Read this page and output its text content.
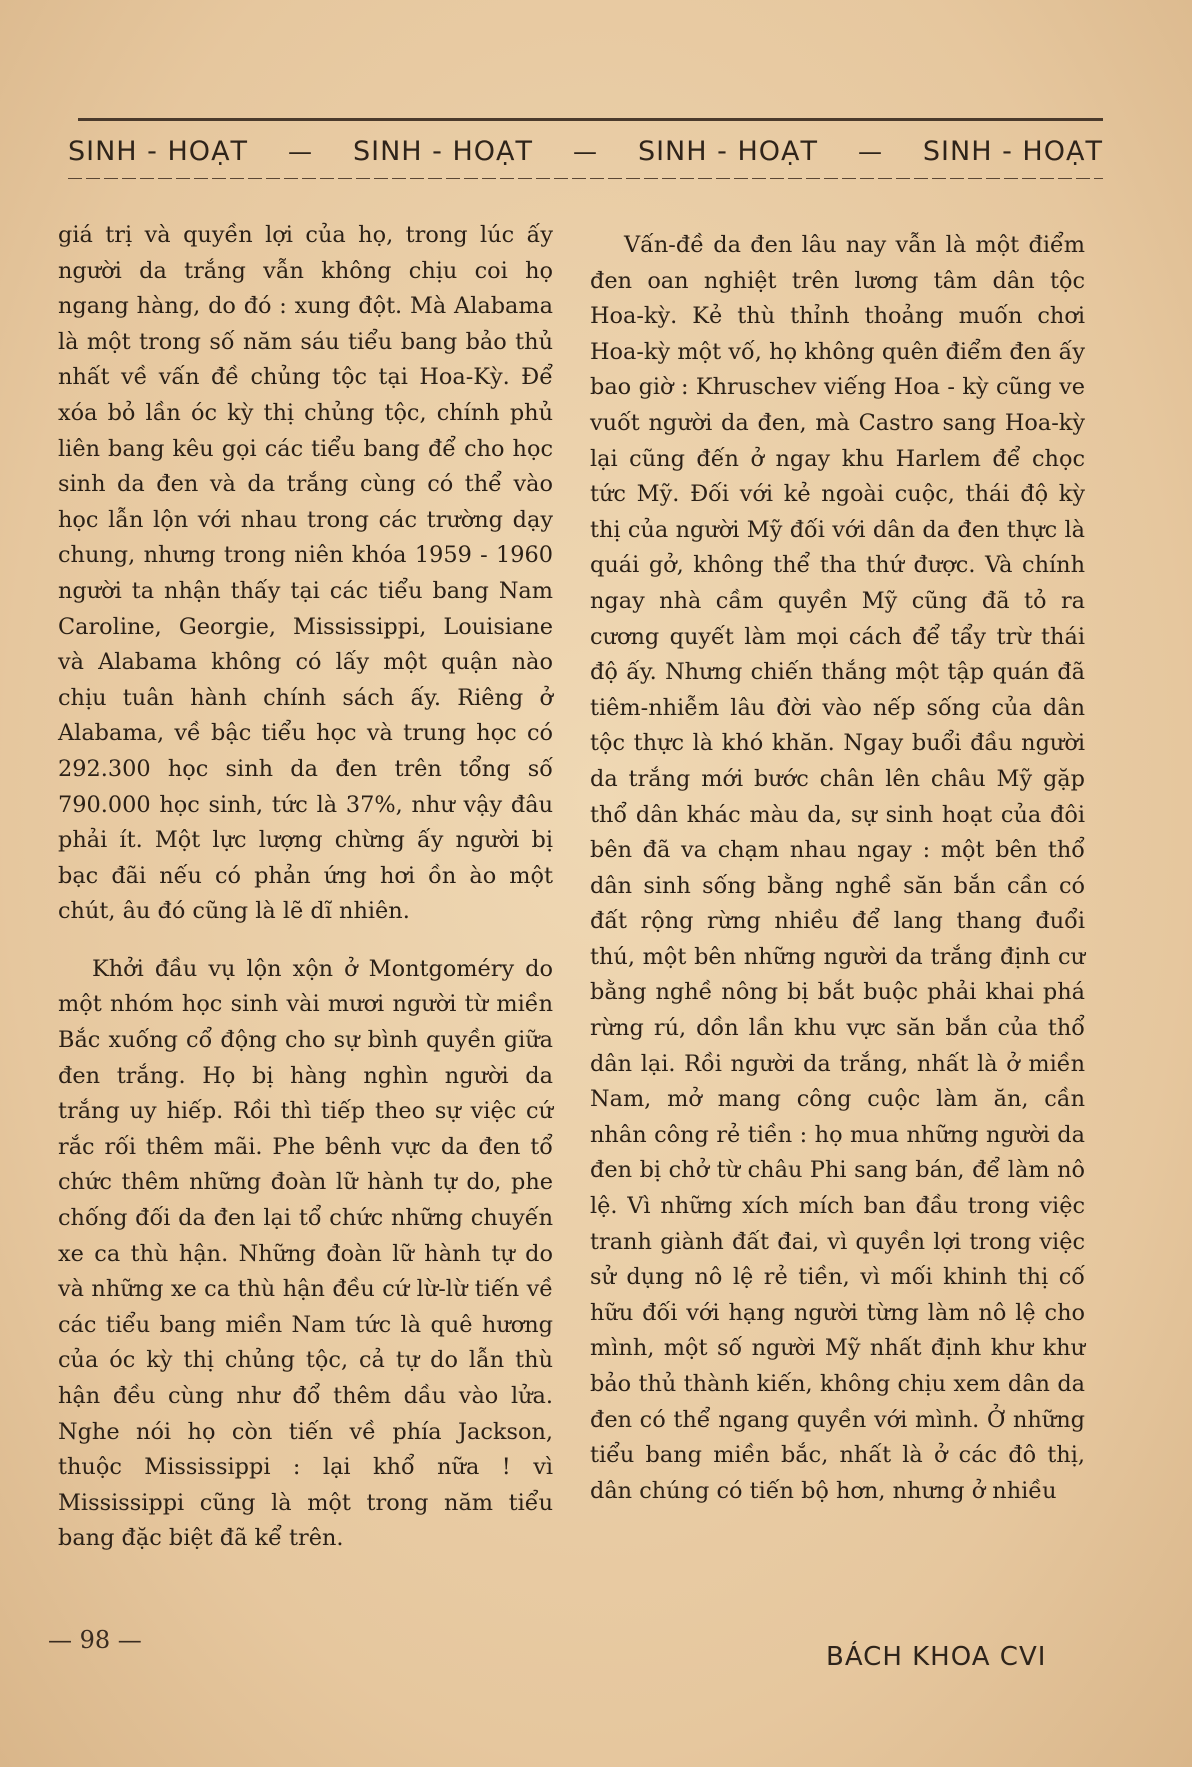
SINH - HOẠT — SINH - HOẠT — SINH - HOẠT — SINH - HOẠT

giá trị và quyền lợi của họ, trong lúc ấy người da trắng vẫn không chịu coi họ ngang hàng, do đó : xung đột. Mà Alabama là một trong số năm sáu tiểu bang bảo thủ nhất về vấn đề chủng tộc tại Hoa-Kỳ. Để xóa bỏ lần óc kỳ thị chủng tộc, chính phủ liên bang kêu gọi các tiểu bang để cho học sinh da đen và da trắng cùng có thể vào học lẫn lộn với nhau trong các trường dạy chung, nhưng trong niên khóa 1959 - 1960 người ta nhận thấy tại các tiểu bang Nam Caroline, Georgie, Mississippi, Louisiane và Alabama không có lấy một quận nào chịu tuân hành chính sách ấy. Riêng ở Alabama, về bậc tiểu học và trung học có 292.300 học sinh da đen trên tổng số 790.000 học sinh, tức là 37%, như vậy đâu phải ít. Một lực lượng chừng ấy người bị bạc đãi nếu có phản ứng hơi ồn ào một chút, âu đó cũng là lẽ dĩ nhiên.

Khởi đầu vụ lộn xộn ở Montgoméry do một nhóm học sinh vài mươi người từ miền Bắc xuống cổ động cho sự bình quyền giữa đen trắng. Họ bị hàng nghìn người da trắng uy hiếp. Rồi thì tiếp theo sự việc cứ rắc rối thêm mãi. Phe bênh vực da đen tổ chức thêm những đoàn lữ hành tự do, phe chống đối da đen lại tổ chức những chuyến xe ca thù hận. Những đoàn lữ hành tự do và những xe ca thù hận đều cứ lừ-lừ tiến về các tiểu bang miền Nam tức là quê hương của óc kỳ thị chủng tộc, cả tự do lẫn thù hận đều cùng như đổ thêm dầu vào lửa. Nghe nói họ còn tiến về phía Jackson, thuộc Mississippi : lại khổ nữa ! vì Mississippi cũng là một trong năm tiểu bang đặc biệt đã kể trên.

Vấn-đề da đen lâu nay vẫn là một điểm đen oan nghiệt trên lương tâm dân tộc Hoa-kỳ. Kẻ thù thỉnh thoảng muốn chơi Hoa-kỳ một vố, họ không quên điểm đen ấy bao giờ : Khruschev viếng Hoa - kỳ cũng ve vuốt người da đen, mà Castro sang Hoa-kỳ lại cũng đến ở ngay khu Harlem để chọc tức Mỹ. Đối với kẻ ngoài cuộc, thái độ kỳ thị của người Mỹ đối với dân da đen thực là quái gở, không thể tha thứ được. Và chính ngay nhà cầm quyền Mỹ cũng đã tỏ ra cương quyết làm mọi cách để tẩy trừ thái độ ấy. Nhưng chiến thắng một tập quán đã tiêm-nhiễm lâu đời vào nếp sống của dân tộc thực là khó khăn. Ngay buổi đầu người da trắng mới bước chân lên châu Mỹ gặp thổ dân khác màu da, sự sinh hoạt của đôi bên đã va chạm nhau ngay : một bên thổ dân sinh sống bằng nghề săn bắn cần có đất rộng rừng nhiều để lang thang đuổi thú, một bên những người da trắng định cư bằng nghề nông bị bắt buộc phải khai phá rừng rú, dồn lần khu vực săn bắn của thổ dân lại. Rồi người da trắng, nhất là ở miền Nam, mở mang công cuộc làm ăn, cần nhân công rẻ tiền : họ mua những người da đen bị chở từ châu Phi sang bán, để làm nô lệ. Vì những xích mích ban đầu trong việc tranh giành đất đai, vì quyền lợi trong việc sử dụng nô lệ rẻ tiền, vì mối khinh thị cố hữu đối với hạng người từng làm nô lệ cho mình, một số người Mỹ nhất định khư khư bảo thủ thành kiến, không chịu xem dân da đen có thể ngang quyền với mình. Ở những tiểu bang miền bắc, nhất là ở các đô thị, dân chúng có tiến bộ hơn, nhưng ở nhiều

— 98 —
BÁCH KHOA CVI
· · · · ·
[Requirement]:
Using the records above, select and copy every line that has the word "việc".

[Exercise result]:
Khởi đầu vụ lộn xộn ở Montgoméry do một nhóm học sinh vài mươi người từ miền Bắc xuống cổ động cho sự bình quyền giữa đen trắng. Họ bị hàng nghìn người da trắng uy hiếp. Rồi thì tiếp theo sự việc cứ rắc rối thêm mãi. Phe bênh vực da đen tổ chức thêm những đoàn lữ hành tự do, phe chống đối da đen lại tổ chức những chuyến xe ca thù hận. Những đoàn lữ hành tự do và những xe ca thù hận đều cứ lừ-lừ tiến về các tiểu bang miền Nam tức là quê hương của óc kỳ thị chủng tộc, cả tự do lẫn thù hận đều cùng như đổ thêm dầu vào lửa. Nghe nói họ còn tiến về phía Jackson, thuộc Mississippi : lại khổ nữa ! vì Mississippi cũng là một trong năm tiểu bang đặc biệt đã kể trên.
Vấn-đề da đen lâu nay vẫn là một điểm đen oan nghiệt trên lương tâm dân tộc Hoa-kỳ. Kẻ thù thỉnh thoảng muốn chơi Hoa-kỳ một vố, họ không quên điểm đen ấy bao giờ : Khruschev viếng Hoa - kỳ cũng ve vuốt người da đen, mà Castro sang Hoa-kỳ lại cũng đến ở ngay khu Harlem để chọc tức Mỹ. Đối với kẻ ngoài cuộc, thái độ kỳ thị của người Mỹ đối với dân da đen thực là quái gở, không thể tha thứ được. Và chính ngay nhà cầm quyền Mỹ cũng đã tỏ ra cương quyết làm mọi cách để tẩy trừ thái độ ấy. Nhưng chiến thắng một tập quán đã tiêm-nhiễm lâu đời vào nếp sống của dân tộc thực là khó khăn. Ngay buổi đầu người da trắng mới bước chân lên châu Mỹ gặp thổ dân khác màu da, sự sinh hoạt của đôi bên đã va chạm nhau ngay : một bên thổ dân sinh sống bằng nghề săn bắn cần có đất rộng rừng nhiều để lang thang đuổi thú, một bên những người da trắng định cư bằng nghề nông bị bắt buộc phải khai phá rừng rú, dồn lần khu vực săn bắn của thổ dân lại. Rồi người da trắng, nhất là ở miền Nam, mở mang công cuộc làm ăn, cần nhân công rẻ tiền : họ mua những người da đen bị chở từ châu Phi sang bán, để làm nô lệ. Vì những xích mích ban đầu trong việc tranh giành đất đai, vì quyền lợi trong việc sử dụng nô lệ rẻ tiền, vì mối khinh thị cố hữu đối với hạng người từng làm nô lệ cho mình, một số người Mỹ nhất định khư khư bảo thủ thành kiến, không chịu xem dân da đen có thể ngang quyền với mình. Ở những tiểu bang miền bắc, nhất là ở các đô thị, dân chúng có tiến bộ hơn, nhưng ở nhiều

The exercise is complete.